• Records
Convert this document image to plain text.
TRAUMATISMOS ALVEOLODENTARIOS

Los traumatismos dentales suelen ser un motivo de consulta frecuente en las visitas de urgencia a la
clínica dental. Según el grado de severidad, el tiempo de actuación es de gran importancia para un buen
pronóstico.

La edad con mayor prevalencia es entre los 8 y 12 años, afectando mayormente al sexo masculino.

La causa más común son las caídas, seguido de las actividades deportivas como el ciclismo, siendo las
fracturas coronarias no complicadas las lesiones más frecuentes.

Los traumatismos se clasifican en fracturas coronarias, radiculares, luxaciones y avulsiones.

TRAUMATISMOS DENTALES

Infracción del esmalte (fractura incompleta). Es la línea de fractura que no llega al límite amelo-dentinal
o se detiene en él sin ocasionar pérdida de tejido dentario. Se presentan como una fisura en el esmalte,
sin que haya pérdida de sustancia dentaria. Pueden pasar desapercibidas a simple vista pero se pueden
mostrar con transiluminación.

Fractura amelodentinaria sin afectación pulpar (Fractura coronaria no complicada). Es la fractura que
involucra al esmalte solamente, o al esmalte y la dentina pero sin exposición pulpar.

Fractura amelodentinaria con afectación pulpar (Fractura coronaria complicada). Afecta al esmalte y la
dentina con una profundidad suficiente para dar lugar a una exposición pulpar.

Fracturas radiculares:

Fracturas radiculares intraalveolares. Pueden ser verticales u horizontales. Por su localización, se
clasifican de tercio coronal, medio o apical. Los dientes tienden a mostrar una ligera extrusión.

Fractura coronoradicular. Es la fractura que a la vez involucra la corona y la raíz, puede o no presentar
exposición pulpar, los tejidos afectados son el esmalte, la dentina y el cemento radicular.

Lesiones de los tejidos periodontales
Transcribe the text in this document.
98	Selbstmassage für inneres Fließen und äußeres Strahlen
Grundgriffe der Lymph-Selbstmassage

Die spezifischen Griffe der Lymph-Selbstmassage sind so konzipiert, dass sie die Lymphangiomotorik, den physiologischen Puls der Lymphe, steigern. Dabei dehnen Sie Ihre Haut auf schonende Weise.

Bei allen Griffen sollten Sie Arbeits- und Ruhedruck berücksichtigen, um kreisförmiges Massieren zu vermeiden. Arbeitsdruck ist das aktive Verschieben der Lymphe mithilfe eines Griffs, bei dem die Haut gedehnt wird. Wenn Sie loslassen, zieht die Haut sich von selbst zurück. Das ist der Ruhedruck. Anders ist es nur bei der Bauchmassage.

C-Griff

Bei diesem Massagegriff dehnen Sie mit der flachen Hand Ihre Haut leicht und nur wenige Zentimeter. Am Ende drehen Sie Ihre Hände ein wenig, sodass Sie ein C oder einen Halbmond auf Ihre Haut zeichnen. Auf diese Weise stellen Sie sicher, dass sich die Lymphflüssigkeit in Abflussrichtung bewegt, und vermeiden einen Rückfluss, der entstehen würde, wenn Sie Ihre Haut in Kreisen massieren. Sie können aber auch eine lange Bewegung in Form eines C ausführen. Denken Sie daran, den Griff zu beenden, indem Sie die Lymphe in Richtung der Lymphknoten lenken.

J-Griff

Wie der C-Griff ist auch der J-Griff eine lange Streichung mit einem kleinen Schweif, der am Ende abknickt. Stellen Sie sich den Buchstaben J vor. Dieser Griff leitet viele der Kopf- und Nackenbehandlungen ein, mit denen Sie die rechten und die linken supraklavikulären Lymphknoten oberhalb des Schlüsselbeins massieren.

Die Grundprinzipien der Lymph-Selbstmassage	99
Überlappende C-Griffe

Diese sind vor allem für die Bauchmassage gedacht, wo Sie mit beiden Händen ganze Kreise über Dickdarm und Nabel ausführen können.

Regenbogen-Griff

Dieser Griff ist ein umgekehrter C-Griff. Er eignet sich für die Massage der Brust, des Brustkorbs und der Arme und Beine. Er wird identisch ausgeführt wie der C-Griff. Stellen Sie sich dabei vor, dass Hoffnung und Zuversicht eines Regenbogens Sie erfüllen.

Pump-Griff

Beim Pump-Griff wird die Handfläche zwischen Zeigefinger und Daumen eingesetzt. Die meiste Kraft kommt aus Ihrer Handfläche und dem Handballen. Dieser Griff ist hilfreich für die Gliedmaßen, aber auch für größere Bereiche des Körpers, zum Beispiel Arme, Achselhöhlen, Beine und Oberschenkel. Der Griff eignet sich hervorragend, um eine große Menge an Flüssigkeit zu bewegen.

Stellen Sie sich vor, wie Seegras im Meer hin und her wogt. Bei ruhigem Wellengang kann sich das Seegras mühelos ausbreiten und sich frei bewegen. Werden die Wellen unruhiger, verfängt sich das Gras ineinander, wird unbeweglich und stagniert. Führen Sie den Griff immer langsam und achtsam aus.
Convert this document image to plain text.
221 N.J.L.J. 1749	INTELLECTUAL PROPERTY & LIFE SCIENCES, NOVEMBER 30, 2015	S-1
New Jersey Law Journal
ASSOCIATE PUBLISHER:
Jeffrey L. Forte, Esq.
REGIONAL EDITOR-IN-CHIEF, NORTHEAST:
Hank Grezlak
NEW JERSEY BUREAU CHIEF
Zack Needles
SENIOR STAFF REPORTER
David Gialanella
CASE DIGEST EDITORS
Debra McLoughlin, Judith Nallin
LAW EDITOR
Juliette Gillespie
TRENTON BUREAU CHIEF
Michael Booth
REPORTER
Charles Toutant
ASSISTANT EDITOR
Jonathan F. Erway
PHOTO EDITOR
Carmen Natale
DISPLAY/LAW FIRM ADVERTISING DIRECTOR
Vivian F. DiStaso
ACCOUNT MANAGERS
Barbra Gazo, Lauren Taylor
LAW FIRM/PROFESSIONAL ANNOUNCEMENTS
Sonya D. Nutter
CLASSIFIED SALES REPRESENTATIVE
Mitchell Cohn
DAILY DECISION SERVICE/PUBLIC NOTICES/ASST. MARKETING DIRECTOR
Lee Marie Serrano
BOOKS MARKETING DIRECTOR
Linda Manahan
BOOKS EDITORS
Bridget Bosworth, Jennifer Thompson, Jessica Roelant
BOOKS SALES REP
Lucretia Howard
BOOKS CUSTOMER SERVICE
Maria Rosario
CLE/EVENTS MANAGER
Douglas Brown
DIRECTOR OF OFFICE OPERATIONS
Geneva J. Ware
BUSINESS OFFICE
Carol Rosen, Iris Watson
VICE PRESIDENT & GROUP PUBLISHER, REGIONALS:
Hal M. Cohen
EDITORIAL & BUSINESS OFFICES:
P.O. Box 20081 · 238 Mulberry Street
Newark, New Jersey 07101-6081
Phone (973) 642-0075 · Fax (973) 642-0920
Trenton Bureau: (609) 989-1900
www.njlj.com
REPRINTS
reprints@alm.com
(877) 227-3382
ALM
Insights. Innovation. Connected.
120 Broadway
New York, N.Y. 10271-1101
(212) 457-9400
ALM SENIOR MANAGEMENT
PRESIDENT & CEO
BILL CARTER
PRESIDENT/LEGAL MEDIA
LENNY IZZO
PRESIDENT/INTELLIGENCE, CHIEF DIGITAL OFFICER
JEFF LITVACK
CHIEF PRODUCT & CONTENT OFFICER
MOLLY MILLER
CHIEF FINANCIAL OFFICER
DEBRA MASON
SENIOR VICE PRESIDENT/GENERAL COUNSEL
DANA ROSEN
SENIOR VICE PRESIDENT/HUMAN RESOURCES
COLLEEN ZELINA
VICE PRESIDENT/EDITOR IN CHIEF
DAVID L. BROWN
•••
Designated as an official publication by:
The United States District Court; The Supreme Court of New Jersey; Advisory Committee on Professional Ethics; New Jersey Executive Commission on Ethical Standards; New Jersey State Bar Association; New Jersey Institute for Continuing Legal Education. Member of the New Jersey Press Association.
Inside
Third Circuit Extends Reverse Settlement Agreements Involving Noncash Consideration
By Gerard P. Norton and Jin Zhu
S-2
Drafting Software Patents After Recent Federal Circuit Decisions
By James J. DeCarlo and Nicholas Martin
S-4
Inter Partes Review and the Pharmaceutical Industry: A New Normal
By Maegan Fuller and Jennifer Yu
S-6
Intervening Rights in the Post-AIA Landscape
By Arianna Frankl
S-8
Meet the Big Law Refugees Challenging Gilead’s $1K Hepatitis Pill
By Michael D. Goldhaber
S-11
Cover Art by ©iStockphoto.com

• What you have to do
How many lines of the listing above include the word "pero"? Reply with the number alone.

• Exercise answer
2